┌─ Data extract

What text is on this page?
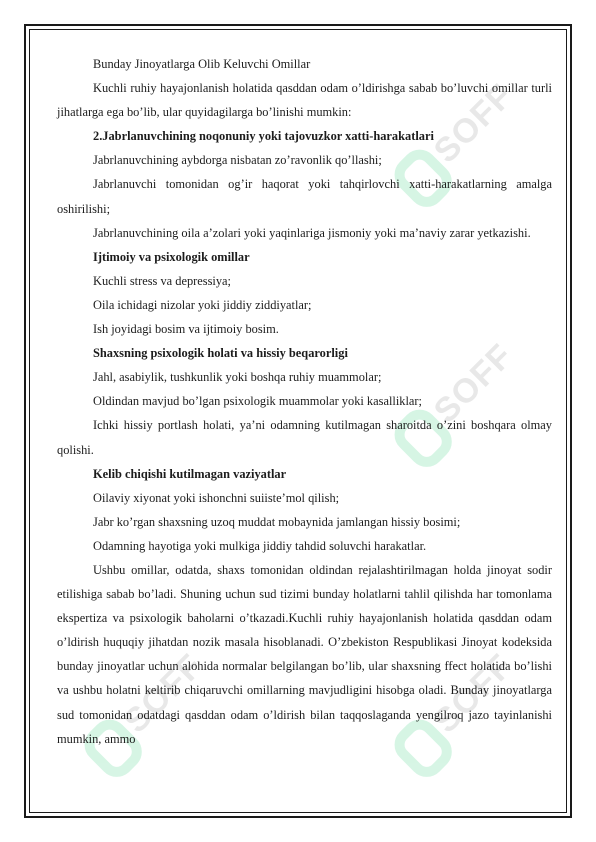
SOFF
SOFF
SOFF	SOFF

Bunday Jinoyatlarga Olib Keluvchi Omillar

Kuchli ruhiy hayajonlanish holatida qasddan odam o’ldirishga sabab bo’luvchi omillar turli jihatlarga ega bo’lib, ular quyidagilarga bo’linishi mumkin:

2.Jabrlanuvchining noqonuniy yoki tajovuzkor xatti-harakatlari

Jabrlanuvchining aybdorga nisbatan zo’ravonlik qo’llashi;

Jabrlanuvchi tomonidan og’ir haqorat yoki tahqirlovchi xatti-harakatlarning amalga oshirilishi;

Jabrlanuvchining oila a’zolari yoki yaqinlariga jismoniy yoki ma’naviy zarar yetkazishi.

Ijtimoiy va psixologik omillar

Kuchli stress va depressiya;

Oila ichidagi nizolar yoki jiddiy ziddiyatlar;

Ish joyidagi bosim va ijtimoiy bosim.

Shaxsning psixologik holati va hissiy beqarorligi

Jahl, asabiylik, tushkunlik yoki boshqa ruhiy muammolar;

Oldindan mavjud bo’lgan psixologik muammolar yoki kasalliklar;

Ichki hissiy portlash holati, ya’ni odamning kutilmagan sharoitda o’zini boshqara olmay qolishi.

Kelib chiqishi kutilmagan vaziyatlar

Oilaviy xiyonat yoki ishonchni suiiste’mol qilish;

Jabr ko’rgan shaxsning uzoq muddat mobaynida jamlangan hissiy bosimi;

Odamning hayotiga yoki mulkiga jiddiy tahdid soluvchi harakatlar.

Ushbu omillar, odatda, shaxs tomonidan oldindan rejalashtirilmagan holda jinoyat sodir etilishiga sabab bo’ladi. Shuning uchun sud tizimi bunday holatlarni tahlil qilishda har tomonlama ekspertiza va psixologik baholarni o’tkazadi.Kuchli ruhiy hayajonlanish holatida qasddan odam o’ldirish huquqiy jihatdan nozik masala hisoblanadi. O’zbekiston Respublikasi Jinoyat kodeksida bunday jinoyatlar uchun alohida normalar belgilangan bo’lib, ular shaxsning ffect holatida bo’lishi va ushbu holatni keltirib chiqaruvchi omillarning mavjudligini hisobga oladi. Bunday jinoyatlarga sud tomonidan odatdagi qasddan odam o’ldirish bilan taqqoslaganda yengilroq jazo tayinlanishi mumkin, ammo
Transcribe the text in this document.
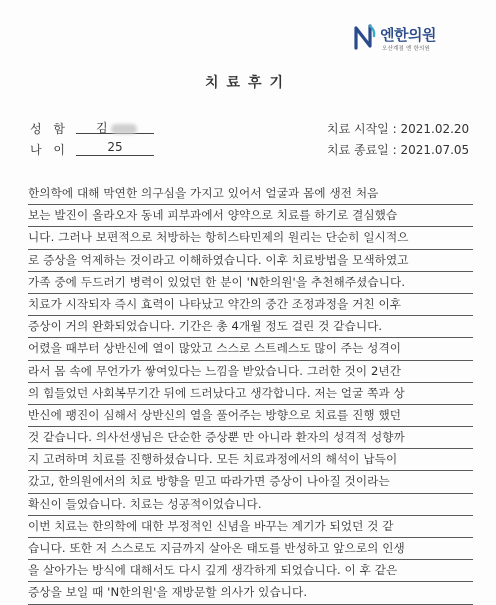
엔한의원
오산계점 엔 한의원
치료후기
성 함	김
나 이	25
치료 시작일 : 2021.02.20
치료 종료일 : 2021.07.05
한의학에 대해 막연한 의구심을 가지고 있어서 얼굴과 몸에 생전 처음
보는 발진이 올라오자 동네 피부과에서 양약으로 치료를 하기로 결심했습
니다. 그러나 보편적으로 처방하는 항히스타민제의 원리는 단순히 일시적으
로 증상을 억제하는 것이라고 이해하였습니다. 이후 치료방법을 모색하였고
가족 중에 두드러기 병력이 있었던 한 분이 'N한의원'을 추천해주셨습니다.
치료가 시작되자 즉시 효력이 나타났고 약간의 중간 조정과정을 거친 이후
증상이 거의 완화되었습니다. 기간은 총 4개월 정도 걸린 것 같습니다.
어렸을 때부터 상반신에 열이 많았고 스스로 스트레스도 많이 주는 성격이
라서 몸 속에 무언가가 쌓여있다는 느낌을 받았습니다. 그러한 것이 2년간
의 힘들었던 사회복무기간 뒤에 드러났다고 생각합니다. 저는 얼굴 쪽과 상
반신에 팽진이 심해서 상반신의 열을 풀어주는 방향으로 치료를 진행 했던
것 같습니다. 의사선생님은 단순한 증상뿐 만 아니라 환자의 성격적 성향까
지 고려하며 치료를 진행하셨습니다. 모든 치료과정에서의 해석이 납득이
갔고, 한의원에서의 치료 방향을 믿고 따라가면 증상이 나아질 것이라는
확신이 들었습니다. 치료는 성공적이었습니다.
이번 치료는 한의학에 대한 부정적인 신념을 바꾸는 계기가 되었던 것 같
습니다. 또한 저 스스로도 지금까지 살아온 태도를 반성하고 앞으로의 인생
을 살아가는 방식에 대해서도 다시 깊게 생각하게 되었습니다. 이 후 같은
증상을 보일 때 'N한의원'을 재방문할 의사가 있습니다.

└─

## What is being asked
Among the entries above, how many lines hold the string "hissiy"? Give the number by itself.

## Response to this exercise
3